## TASK BRIEF
Pull out every line below holding the word "Crianças".

Data tied to figure images
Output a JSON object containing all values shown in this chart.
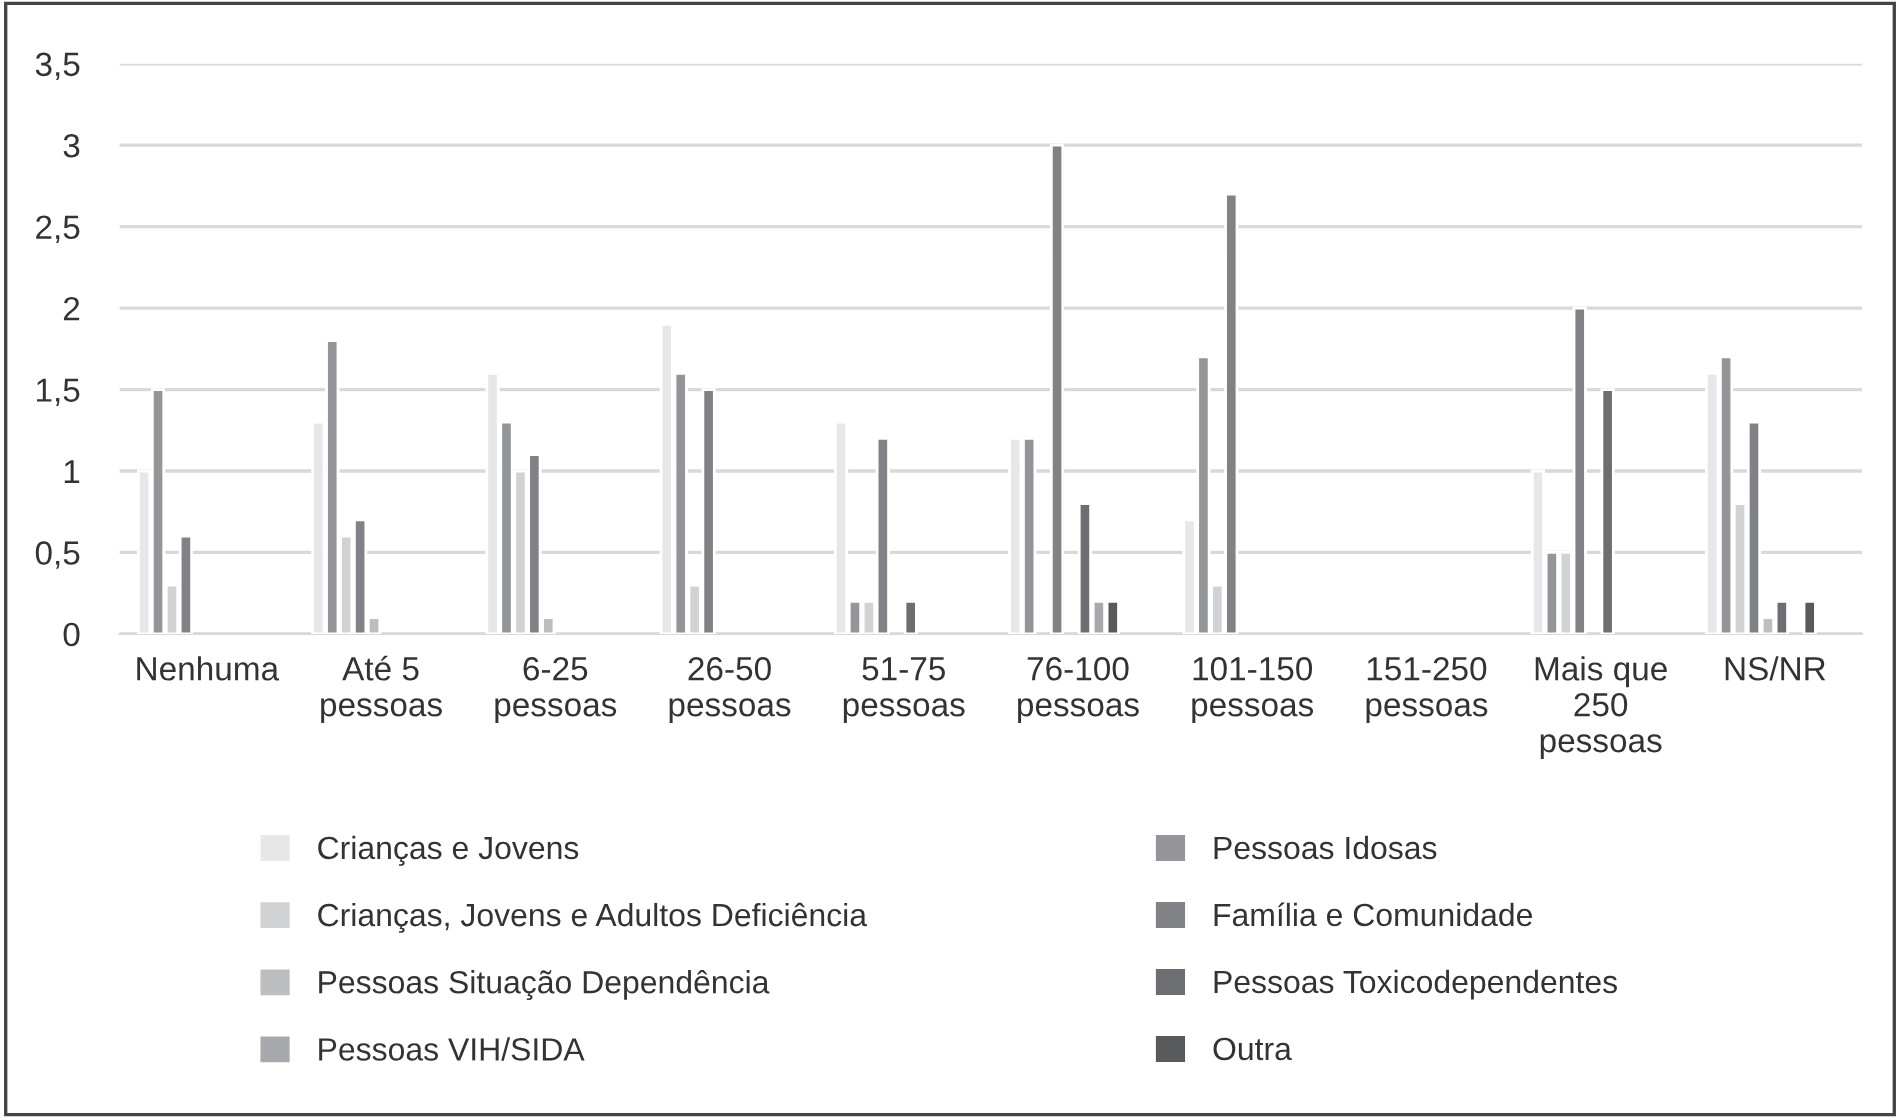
{
  "chart_data": {
    "type": "bar",
    "categories": [
      "Nenhuma",
      "Até 5 pessoas",
      "6-25 pessoas",
      "26-50 pessoas",
      "51-75 pessoas",
      "76-100 pessoas",
      "101-150 pessoas",
      "151-250 pessoas",
      "Mais que 250 pessoas",
      "NS/NR"
    ],
    "series": [
      {
        "name": "Crianças e Jovens",
        "color": "#e6e7e8",
        "values": [
          1.0,
          1.3,
          1.6,
          1.9,
          1.3,
          1.2,
          0.7,
          null,
          1.0,
          1.6
        ]
      },
      {
        "name": "Pessoas Idosas",
        "color": "#939598",
        "values": [
          1.5,
          1.8,
          1.3,
          1.6,
          0.2,
          1.2,
          1.7,
          null,
          0.5,
          1.7
        ]
      },
      {
        "name": "Crianças, Jovens e Adultos Deficiência",
        "color": "#d1d2d4",
        "values": [
          0.3,
          0.6,
          1.0,
          0.3,
          0.2,
          null,
          0.3,
          null,
          0.5,
          0.8
        ]
      },
      {
        "name": "Família e Comunidade",
        "color": "#808285",
        "values": [
          0.6,
          0.7,
          1.1,
          1.5,
          1.2,
          3.0,
          2.7,
          null,
          2.0,
          1.3
        ]
      },
      {
        "name": "Pessoas Situação Dependência",
        "color": "#bcbec0",
        "values": [
          null,
          0.1,
          0.1,
          null,
          null,
          null,
          null,
          null,
          null,
          0.1
        ]
      },
      {
        "name": "Pessoas Toxicodependentes",
        "color": "#6d6e71",
        "values": [
          null,
          null,
          null,
          null,
          0.2,
          0.8,
          null,
          null,
          1.5,
          0.2
        ]
      },
      {
        "name": "Pessoas VIH/SIDA",
        "color": "#a7a9ac",
        "values": [
          null,
          null,
          null,
          null,
          null,
          0.2,
          null,
          null,
          null,
          null
        ]
      },
      {
        "name": "Outra",
        "color": "#58595b",
        "values": [
          null,
          null,
          null,
          null,
          null,
          0.2,
          null,
          null,
          null,
          0.2
        ]
      }
    ],
    "ylim": [
      0,
      3.5
    ],
    "yticks": [
      {
        "value": 0,
        "label": "0"
      },
      {
        "value": 0.5,
        "label": "0,5"
      },
      {
        "value": 1,
        "label": "1"
      },
      {
        "value": 1.5,
        "label": "1,5"
      },
      {
        "value": 2,
        "label": "2"
      },
      {
        "value": 2.5,
        "label": "2,5"
      },
      {
        "value": 3,
        "label": "3"
      },
      {
        "value": 3.5,
        "label": "3,5"
      }
    ],
    "grid": "y",
    "legend": "bottom"
  }
}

## SOLUTION TO THE EXERCISE
        "name": "Crianças e Jovens",
        "name": "Crianças, Jovens e Adultos Deficiência",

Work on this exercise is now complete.